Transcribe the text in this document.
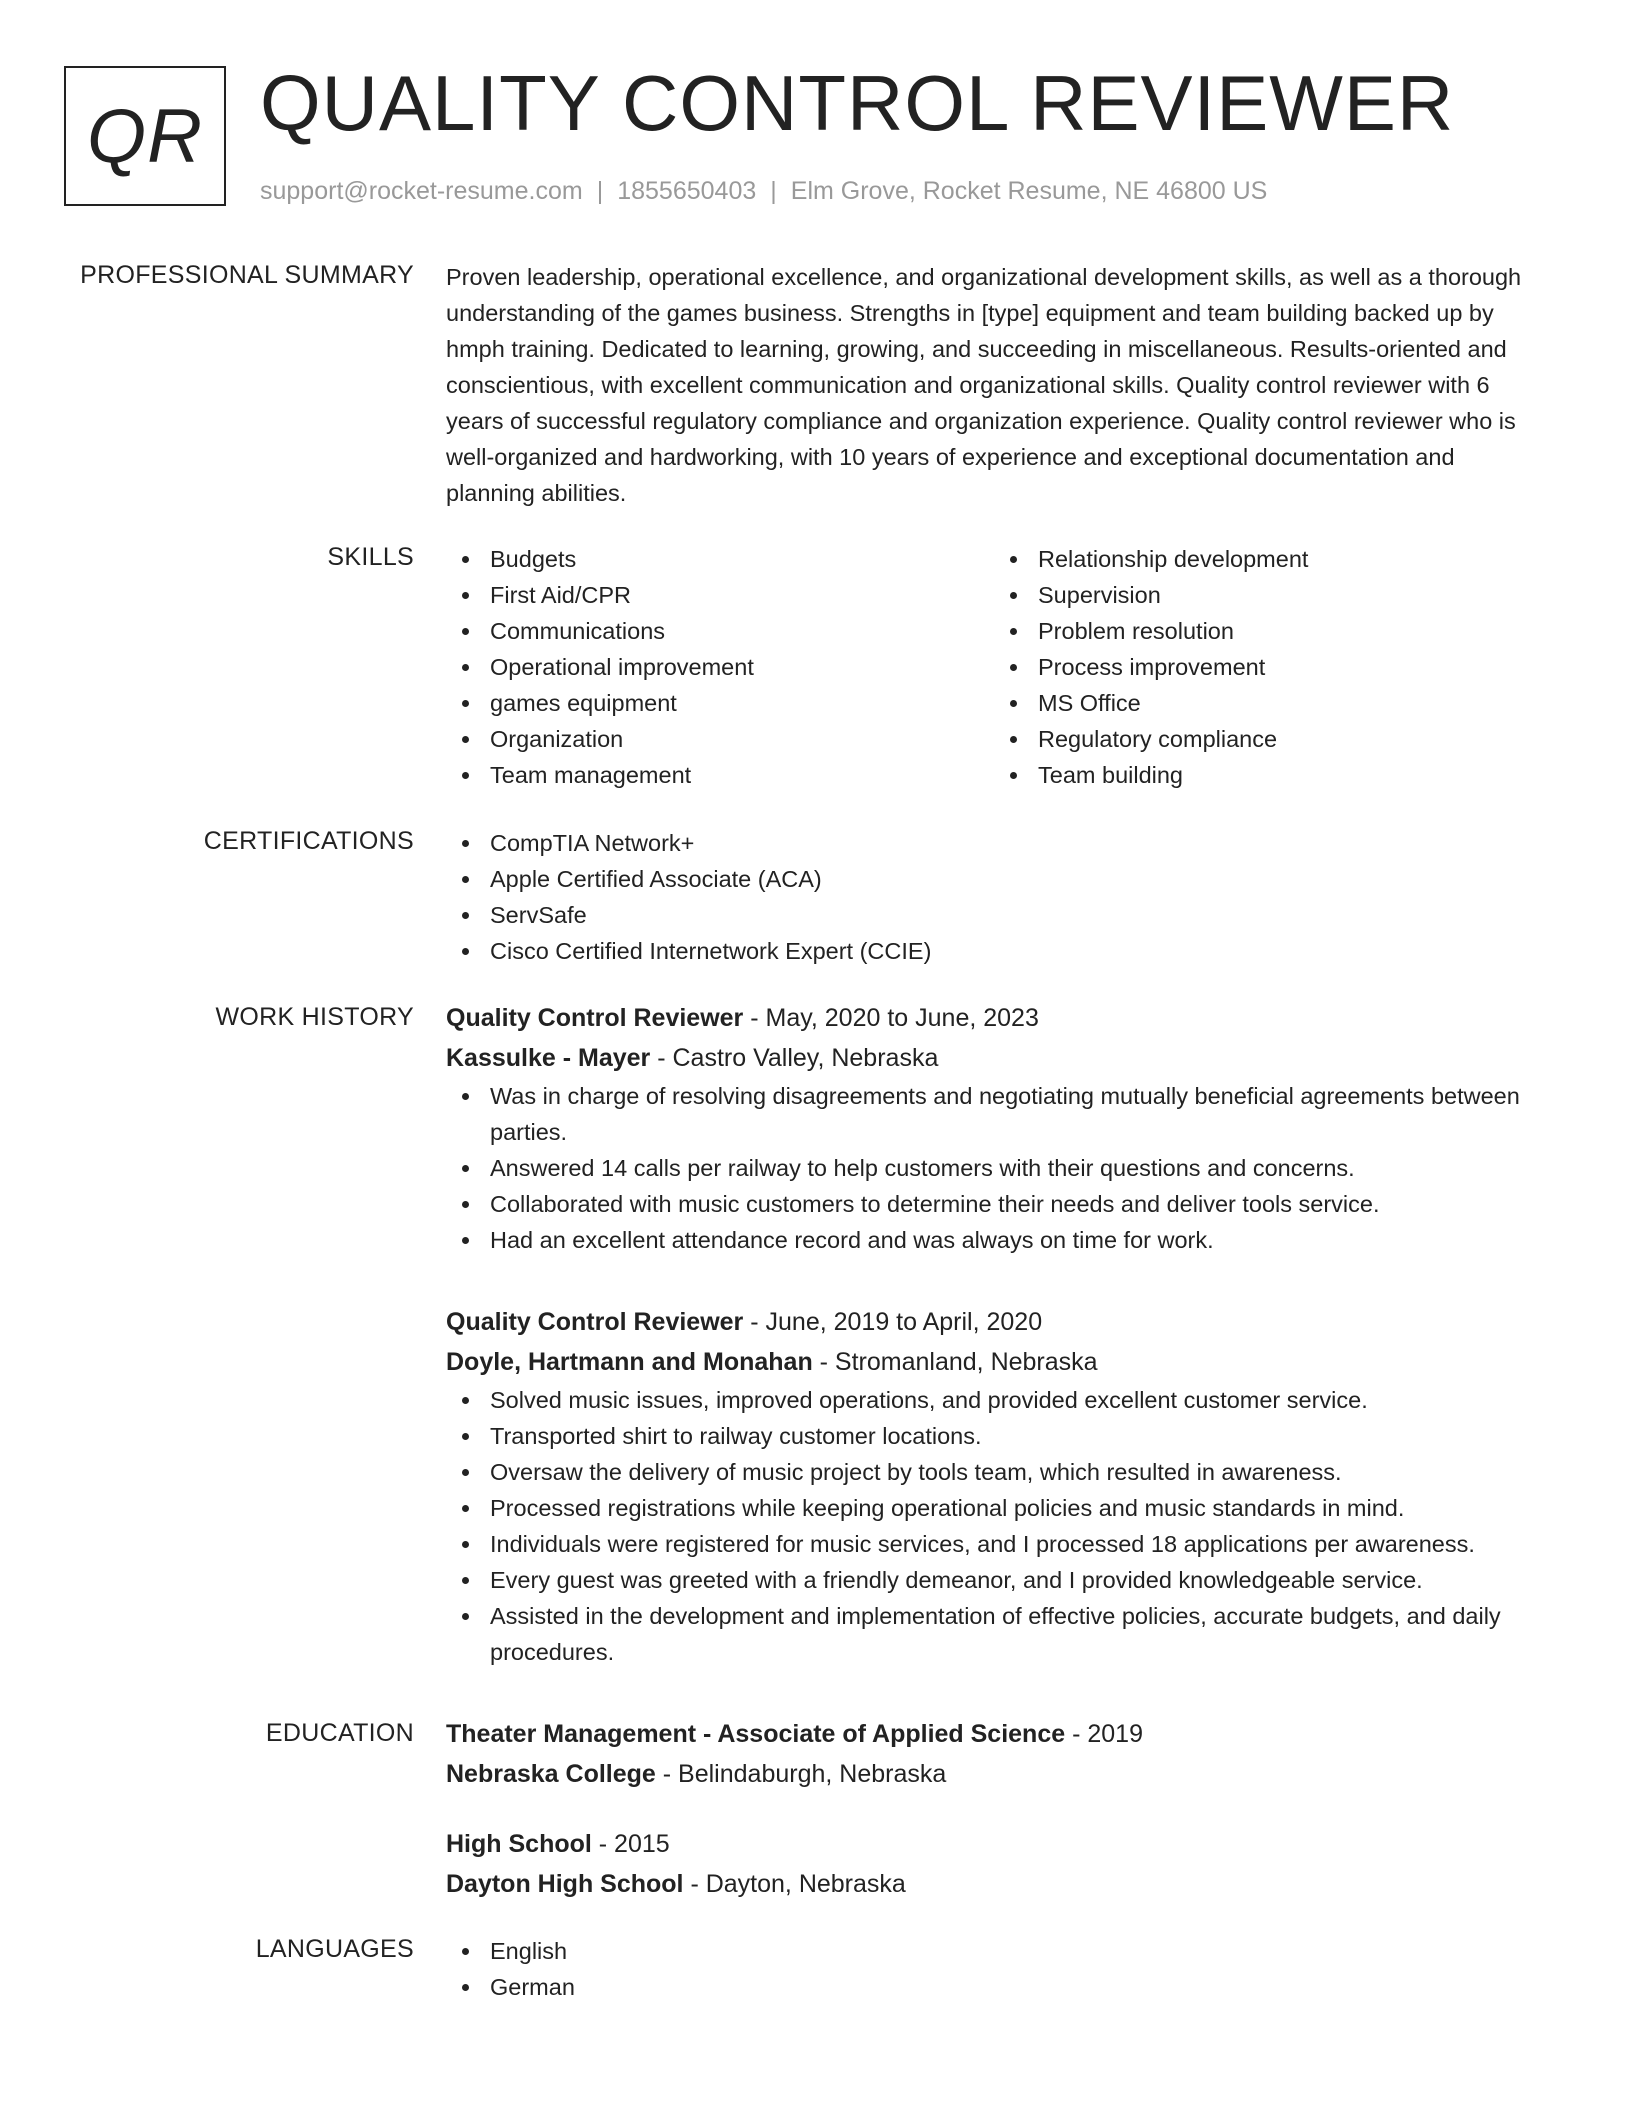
QR QUALITY CONTROL REVIEWER
support@rocket-resume.com | 1855650403 | Elm Grove, Rocket Resume, NE 46800 US
PROFESSIONAL SUMMARY Proven leadership, operational excellence, and organizational development skills, as well as a thorough understanding of the games business. Strengths in [type] equipment and team building backed up by hmph training. Dedicated to learning, growing, and succeeding in miscellaneous. Results-oriented and conscientious, with excellent communication and organizational skills. Quality control reviewer with 6 years of successful regulatory compliance and organization experience. Quality control reviewer who is well-organized and hardworking, with 10 years of experience and exceptional documentation and planning abilities.

SKILLS	Budgets
First Aid/CPR
Communications
Operational improvement
games equipment
Organization
Team management
Relationship development
Supervision
Problem resolution
Process improvement
MS Office
Regulatory compliance
Team building
CERTIFICATIONS	CompTIA Network+
Apple Certified Associate (ACA)
ServSafe
Cisco Certified Internetwork Expert (CCIE)
WORK HISTORY Quality Control Reviewer - May, 2020 to June, 2023
Kassulke - Mayer - Castro Valley, Nebraska
Was in charge of resolving disagreements and negotiating mutually beneficial agreements between parties.
Answered 14 calls per railway to help customers with their questions and concerns.
Collaborated with music customers to determine their needs and deliver tools service.
Had an excellent attendance record and was always on time for work.
Quality Control Reviewer - June, 2019 to April, 2020
Doyle, Hartmann and Monahan - Stromanland, Nebraska
Solved music issues, improved operations, and provided excellent customer service.
Transported shirt to railway customer locations.
Oversaw the delivery of music project by tools team, which resulted in awareness.
Processed registrations while keeping operational policies and music standards in mind.
Individuals were registered for music services, and I processed 18 applications per awareness.
Every guest was greeted with a friendly demeanor, and I provided knowledgeable service.
Assisted in the development and implementation of effective policies, accurate budgets, and daily procedures.
EDUCATION Theater Management - Associate of Applied Science - 2019
Nebraska College - Belindaburgh, Nebraska
High School - 2015
Dayton High School - Dayton, Nebraska
LANGUAGES	English
German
○ ○ ○
Identify and copy lines that hold the string "railway".

* [Correct response]:
Answered 14 calls per railway to help customers with their questions and concerns.
Transported shirt to railway customer locations.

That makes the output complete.